_DIRECTION:_ Below are the entries; output exactly the lines from the one containing "What does this" through the final line, inclusive.

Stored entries
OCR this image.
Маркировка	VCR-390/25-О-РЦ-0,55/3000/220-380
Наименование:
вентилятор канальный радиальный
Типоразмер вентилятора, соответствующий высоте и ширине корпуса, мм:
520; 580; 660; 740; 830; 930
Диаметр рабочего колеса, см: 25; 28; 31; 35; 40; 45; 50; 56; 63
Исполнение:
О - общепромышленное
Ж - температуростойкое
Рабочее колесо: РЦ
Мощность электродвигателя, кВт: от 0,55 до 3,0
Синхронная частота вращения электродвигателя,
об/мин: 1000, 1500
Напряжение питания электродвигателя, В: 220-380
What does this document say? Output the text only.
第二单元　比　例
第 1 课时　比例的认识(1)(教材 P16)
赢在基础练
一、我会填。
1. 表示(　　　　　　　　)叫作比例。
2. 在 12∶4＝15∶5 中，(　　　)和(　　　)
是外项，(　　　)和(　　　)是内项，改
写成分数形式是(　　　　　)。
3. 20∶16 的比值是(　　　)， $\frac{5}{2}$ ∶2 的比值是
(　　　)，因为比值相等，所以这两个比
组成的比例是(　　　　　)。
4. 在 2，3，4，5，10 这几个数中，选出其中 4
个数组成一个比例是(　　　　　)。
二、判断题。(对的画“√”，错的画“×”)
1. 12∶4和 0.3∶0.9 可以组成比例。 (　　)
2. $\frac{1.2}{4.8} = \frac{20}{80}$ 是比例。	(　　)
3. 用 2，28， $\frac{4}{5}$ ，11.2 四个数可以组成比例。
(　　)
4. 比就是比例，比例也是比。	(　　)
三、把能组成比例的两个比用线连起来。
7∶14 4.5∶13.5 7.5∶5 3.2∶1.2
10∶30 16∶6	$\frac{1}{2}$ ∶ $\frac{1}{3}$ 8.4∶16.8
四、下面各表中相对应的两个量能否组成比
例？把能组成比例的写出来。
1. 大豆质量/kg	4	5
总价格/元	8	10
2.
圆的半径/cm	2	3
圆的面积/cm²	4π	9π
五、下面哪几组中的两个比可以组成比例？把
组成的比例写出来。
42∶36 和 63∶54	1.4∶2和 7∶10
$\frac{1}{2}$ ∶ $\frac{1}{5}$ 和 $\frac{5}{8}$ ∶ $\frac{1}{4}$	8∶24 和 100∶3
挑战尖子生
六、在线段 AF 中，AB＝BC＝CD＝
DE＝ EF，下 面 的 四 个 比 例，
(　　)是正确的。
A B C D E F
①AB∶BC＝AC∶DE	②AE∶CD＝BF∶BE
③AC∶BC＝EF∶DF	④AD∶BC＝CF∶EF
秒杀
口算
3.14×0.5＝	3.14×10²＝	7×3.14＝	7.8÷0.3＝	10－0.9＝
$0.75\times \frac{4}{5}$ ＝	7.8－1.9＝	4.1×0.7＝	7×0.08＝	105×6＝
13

_OUTPUT OF THE TASK:_
What does this document say? Output the text only.
第二单元　比　例
第 1 课时　比例的认识(1)(教材 P16)
赢在基础练
一、我会填。
1. 表示(　　　　　　　　)叫作比例。
2. 在 12∶4＝15∶5 中，(　　　)和(　　　)
是外项，(　　　)和(　　　)是内项，改
写成分数形式是(　　　　　)。
3. 20∶16 的比值是(　　　)， $\frac{5}{2}$ ∶2 的比值是
(　　　)，因为比值相等，所以这两个比
组成的比例是(　　　　　)。
4. 在 2，3，4，5，10 这几个数中，选出其中 4
个数组成一个比例是(　　　　　)。
二、判断题。(对的画“√”，错的画“×”)
1. 12∶4和 0.3∶0.9 可以组成比例。 (　　)
2. $\frac{1.2}{4.8} = \frac{20}{80}$ 是比例。	(　　)
3. 用 2，28， $\frac{4}{5}$ ，11.2 四个数可以组成比例。
(　　)
4. 比就是比例，比例也是比。	(　　)
三、把能组成比例的两个比用线连起来。
7∶14 4.5∶13.5 7.5∶5 3.2∶1.2
10∶30 16∶6	$\frac{1}{2}$ ∶ $\frac{1}{3}$ 8.4∶16.8
四、下面各表中相对应的两个量能否组成比
例？把能组成比例的写出来。
1. 大豆质量/kg	4	5
总价格/元	8	10
2.
圆的半径/cm	2	3
圆的面积/cm²	4π	9π
五、下面哪几组中的两个比可以组成比例？把
组成的比例写出来。
42∶36 和 63∶54	1.4∶2和 7∶10
$\frac{1}{2}$ ∶ $\frac{1}{5}$ 和 $\frac{5}{8}$ ∶ $\frac{1}{4}$	8∶24 和 100∶3
挑战尖子生
六、在线段 AF 中，AB＝BC＝CD＝
DE＝ EF，下 面 的 四 个 比 例，
(　　)是正确的。
A B C D E F
①AB∶BC＝AC∶DE	②AE∶CD＝BF∶BE
③AC∶BC＝EF∶DF	④AD∶BC＝CF∶EF
秒杀
口算
3.14×0.5＝	3.14×10²＝	7×3.14＝	7.8÷0.3＝	10－0.9＝
$0.75\times \frac{4}{5}$ ＝	7.8－1.9＝	4.1×0.7＝	7×0.08＝	105×6＝
13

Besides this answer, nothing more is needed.